*EXERCISE BRIEF:* Give the material again in full, matching it exactly.

*TASK MATERIAL:*

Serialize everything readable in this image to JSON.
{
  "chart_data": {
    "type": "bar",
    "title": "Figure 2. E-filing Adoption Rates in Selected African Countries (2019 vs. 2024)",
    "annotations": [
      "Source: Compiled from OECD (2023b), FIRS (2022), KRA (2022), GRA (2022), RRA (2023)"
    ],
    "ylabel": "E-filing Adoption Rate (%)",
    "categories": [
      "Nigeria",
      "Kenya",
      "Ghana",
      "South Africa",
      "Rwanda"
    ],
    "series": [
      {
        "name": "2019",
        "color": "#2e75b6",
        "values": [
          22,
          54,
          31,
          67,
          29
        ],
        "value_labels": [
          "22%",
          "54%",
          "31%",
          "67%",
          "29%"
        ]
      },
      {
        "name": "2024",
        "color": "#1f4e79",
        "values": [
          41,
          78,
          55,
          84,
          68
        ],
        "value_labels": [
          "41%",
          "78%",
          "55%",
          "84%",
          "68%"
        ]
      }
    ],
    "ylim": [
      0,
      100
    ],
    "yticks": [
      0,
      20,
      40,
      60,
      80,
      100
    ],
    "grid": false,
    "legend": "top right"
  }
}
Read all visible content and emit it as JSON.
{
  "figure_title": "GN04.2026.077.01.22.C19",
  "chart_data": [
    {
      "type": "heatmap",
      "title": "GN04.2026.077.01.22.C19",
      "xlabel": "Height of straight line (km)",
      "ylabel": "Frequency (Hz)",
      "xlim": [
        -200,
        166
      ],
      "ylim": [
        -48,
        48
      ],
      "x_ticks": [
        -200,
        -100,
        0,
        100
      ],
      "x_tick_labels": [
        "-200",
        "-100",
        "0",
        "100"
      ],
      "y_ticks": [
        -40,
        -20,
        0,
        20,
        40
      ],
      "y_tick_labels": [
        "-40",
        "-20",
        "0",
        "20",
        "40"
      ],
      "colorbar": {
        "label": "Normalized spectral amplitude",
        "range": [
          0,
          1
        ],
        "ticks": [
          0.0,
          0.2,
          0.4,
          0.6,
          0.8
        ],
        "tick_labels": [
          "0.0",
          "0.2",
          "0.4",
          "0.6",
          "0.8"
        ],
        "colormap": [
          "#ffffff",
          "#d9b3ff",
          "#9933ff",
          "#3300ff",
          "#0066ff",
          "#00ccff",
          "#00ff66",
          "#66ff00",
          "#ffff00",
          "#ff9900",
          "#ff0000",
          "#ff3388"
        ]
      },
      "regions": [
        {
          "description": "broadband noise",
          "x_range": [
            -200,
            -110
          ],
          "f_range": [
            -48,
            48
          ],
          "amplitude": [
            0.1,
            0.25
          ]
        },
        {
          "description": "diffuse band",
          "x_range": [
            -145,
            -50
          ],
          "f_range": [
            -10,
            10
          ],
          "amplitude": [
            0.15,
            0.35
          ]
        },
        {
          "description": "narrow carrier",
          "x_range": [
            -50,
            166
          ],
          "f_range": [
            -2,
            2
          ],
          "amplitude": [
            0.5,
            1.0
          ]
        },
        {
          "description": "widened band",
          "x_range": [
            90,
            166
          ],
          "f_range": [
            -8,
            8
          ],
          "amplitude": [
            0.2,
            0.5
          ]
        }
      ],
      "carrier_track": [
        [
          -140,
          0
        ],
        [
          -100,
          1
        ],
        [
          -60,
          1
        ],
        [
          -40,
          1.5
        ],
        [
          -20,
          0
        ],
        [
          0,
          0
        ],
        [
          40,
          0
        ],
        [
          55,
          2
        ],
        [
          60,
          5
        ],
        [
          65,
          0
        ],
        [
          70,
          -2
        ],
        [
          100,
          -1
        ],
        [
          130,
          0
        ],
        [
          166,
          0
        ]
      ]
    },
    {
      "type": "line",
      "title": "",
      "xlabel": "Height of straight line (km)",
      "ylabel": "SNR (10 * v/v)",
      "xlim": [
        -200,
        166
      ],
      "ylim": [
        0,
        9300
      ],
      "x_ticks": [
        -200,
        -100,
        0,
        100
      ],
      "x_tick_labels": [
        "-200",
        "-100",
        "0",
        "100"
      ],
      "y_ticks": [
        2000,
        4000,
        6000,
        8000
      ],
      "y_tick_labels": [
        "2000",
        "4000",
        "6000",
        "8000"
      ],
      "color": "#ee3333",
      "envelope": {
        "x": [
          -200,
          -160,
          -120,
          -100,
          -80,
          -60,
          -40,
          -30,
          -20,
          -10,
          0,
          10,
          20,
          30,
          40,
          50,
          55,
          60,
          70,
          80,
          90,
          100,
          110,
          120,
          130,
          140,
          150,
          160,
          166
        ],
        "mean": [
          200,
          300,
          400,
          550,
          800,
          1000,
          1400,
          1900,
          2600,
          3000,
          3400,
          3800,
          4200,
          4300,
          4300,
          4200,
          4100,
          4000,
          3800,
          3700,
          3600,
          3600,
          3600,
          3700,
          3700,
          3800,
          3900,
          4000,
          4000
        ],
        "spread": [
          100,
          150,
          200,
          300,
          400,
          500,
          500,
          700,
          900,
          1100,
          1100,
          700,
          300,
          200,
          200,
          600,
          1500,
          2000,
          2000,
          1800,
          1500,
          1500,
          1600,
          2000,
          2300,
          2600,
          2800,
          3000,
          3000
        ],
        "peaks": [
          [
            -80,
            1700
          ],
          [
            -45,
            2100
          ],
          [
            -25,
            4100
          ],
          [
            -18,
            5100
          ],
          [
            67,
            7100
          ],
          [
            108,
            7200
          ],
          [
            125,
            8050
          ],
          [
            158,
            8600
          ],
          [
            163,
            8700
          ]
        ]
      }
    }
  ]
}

*EXPECTED ANSWER:*
Serialize everything readable in this image to JSON.
{
  "chart_data": {
    "type": "bar",
    "title": "Figure 2. E-filing Adoption Rates in Selected African Countries (2019 vs. 2024)",
    "annotations": [
      "Source: Compiled from OECD (2023b), FIRS (2022), KRA (2022), GRA (2022), RRA (2023)"
    ],
    "ylabel": "E-filing Adoption Rate (%)",
    "categories": [
      "Nigeria",
      "Kenya",
      "Ghana",
      "South Africa",
      "Rwanda"
    ],
    "series": [
      {
        "name": "2019",
        "color": "#2e75b6",
        "values": [
          22,
          54,
          31,
          67,
          29
        ],
        "value_labels": [
          "22%",
          "54%",
          "31%",
          "67%",
          "29%"
        ]
      },
      {
        "name": "2024",
        "color": "#1f4e79",
        "values": [
          41,
          78,
          55,
          84,
          68
        ],
        "value_labels": [
          "41%",
          "78%",
          "55%",
          "84%",
          "68%"
        ]
      }
    ],
    "ylim": [
      0,
      100
    ],
    "yticks": [
      0,
      20,
      40,
      60,
      80,
      100
    ],
    "grid": false,
    "legend": "top right"
  }
}
Read all visible content and emit it as JSON.
{
  "figure_title": "GN04.2026.077.01.22.C19",
  "chart_data": [
    {
      "type": "heatmap",
      "title": "GN04.2026.077.01.22.C19",
      "xlabel": "Height of straight line (km)",
      "ylabel": "Frequency (Hz)",
      "xlim": [
        -200,
        166
      ],
      "ylim": [
        -48,
        48
      ],
      "x_ticks": [
        -200,
        -100,
        0,
        100
      ],
      "x_tick_labels": [
        "-200",
        "-100",
        "0",
        "100"
      ],
      "y_ticks": [
        -40,
        -20,
        0,
        20,
        40
      ],
      "y_tick_labels": [
        "-40",
        "-20",
        "0",
        "20",
        "40"
      ],
      "colorbar": {
        "label": "Normalized spectral amplitude",
        "range": [
          0,
          1
        ],
        "ticks": [
          0.0,
          0.2,
          0.4,
          0.6,
          0.8
        ],
        "tick_labels": [
          "0.0",
          "0.2",
          "0.4",
          "0.6",
          "0.8"
        ],
        "colormap": [
          "#ffffff",
          "#d9b3ff",
          "#9933ff",
          "#3300ff",
          "#0066ff",
          "#00ccff",
          "#00ff66",
          "#66ff00",
          "#ffff00",
          "#ff9900",
          "#ff0000",
          "#ff3388"
        ]
      },
      "regions": [
        {
          "description": "broadband noise",
          "x_range": [
            -200,
            -110
          ],
          "f_range": [
            -48,
            48
          ],
          "amplitude": [
            0.1,
            0.25
          ]
        },
        {
          "description": "diffuse band",
          "x_range": [
            -145,
            -50
          ],
          "f_range": [
            -10,
            10
          ],
          "amplitude": [
            0.15,
            0.35
          ]
        },
        {
          "description": "narrow carrier",
          "x_range": [
            -50,
            166
          ],
          "f_range": [
            -2,
            2
          ],
          "amplitude": [
            0.5,
            1.0
          ]
        },
        {
          "description": "widened band",
          "x_range": [
            90,
            166
          ],
          "f_range": [
            -8,
            8
          ],
          "amplitude": [
            0.2,
            0.5
          ]
        }
      ],
      "carrier_track": [
        [
          -140,
          0
        ],
        [
          -100,
          1
        ],
        [
          -60,
          1
        ],
        [
          -40,
          1.5
        ],
        [
          -20,
          0
        ],
        [
          0,
          0
        ],
        [
          40,
          0
        ],
        [
          55,
          2
        ],
        [
          60,
          5
        ],
        [
          65,
          0
        ],
        [
          70,
          -2
        ],
        [
          100,
          -1
        ],
        [
          130,
          0
        ],
        [
          166,
          0
        ]
      ]
    },
    {
      "type": "line",
      "title": "",
      "xlabel": "Height of straight line (km)",
      "ylabel": "SNR (10 * v/v)",
      "xlim": [
        -200,
        166
      ],
      "ylim": [
        0,
        9300
      ],
      "x_ticks": [
        -200,
        -100,
        0,
        100
      ],
      "x_tick_labels": [
        "-200",
        "-100",
        "0",
        "100"
      ],
      "y_ticks": [
        2000,
        4000,
        6000,
        8000
      ],
      "y_tick_labels": [
        "2000",
        "4000",
        "6000",
        "8000"
      ],
      "color": "#ee3333",
      "envelope": {
        "x": [
          -200,
          -160,
          -120,
          -100,
          -80,
          -60,
          -40,
          -30,
          -20,
          -10,
          0,
          10,
          20,
          30,
          40,
          50,
          55,
          60,
          70,
          80,
          90,
          100,
          110,
          120,
          130,
          140,
          150,
          160,
          166
        ],
        "mean": [
          200,
          300,
          400,
          550,
          800,
          1000,
          1400,
          1900,
          2600,
          3000,
          3400,
          3800,
          4200,
          4300,
          4300,
          4200,
          4100,
          4000,
          3800,
          3700,
          3600,
          3600,
          3600,
          3700,
          3700,
          3800,
          3900,
          4000,
          4000
        ],
        "spread": [
          100,
          150,
          200,
          300,
          400,
          500,
          500,
          700,
          900,
          1100,
          1100,
          700,
          300,
          200,
          200,
          600,
          1500,
          2000,
          2000,
          1800,
          1500,
          1500,
          1600,
          2000,
          2300,
          2600,
          2800,
          3000,
          3000
        ],
        "peaks": [
          [
            -80,
            1700
          ],
          [
            -45,
            2100
          ],
          [
            -25,
            4100
          ],
          [
            -18,
            5100
          ],
          [
            67,
            7100
          ],
          [
            108,
            7200
          ],
          [
            125,
            8050
          ],
          [
            158,
            8600
          ],
          [
            163,
            8700
          ]
        ]
      }
    }
  ]
}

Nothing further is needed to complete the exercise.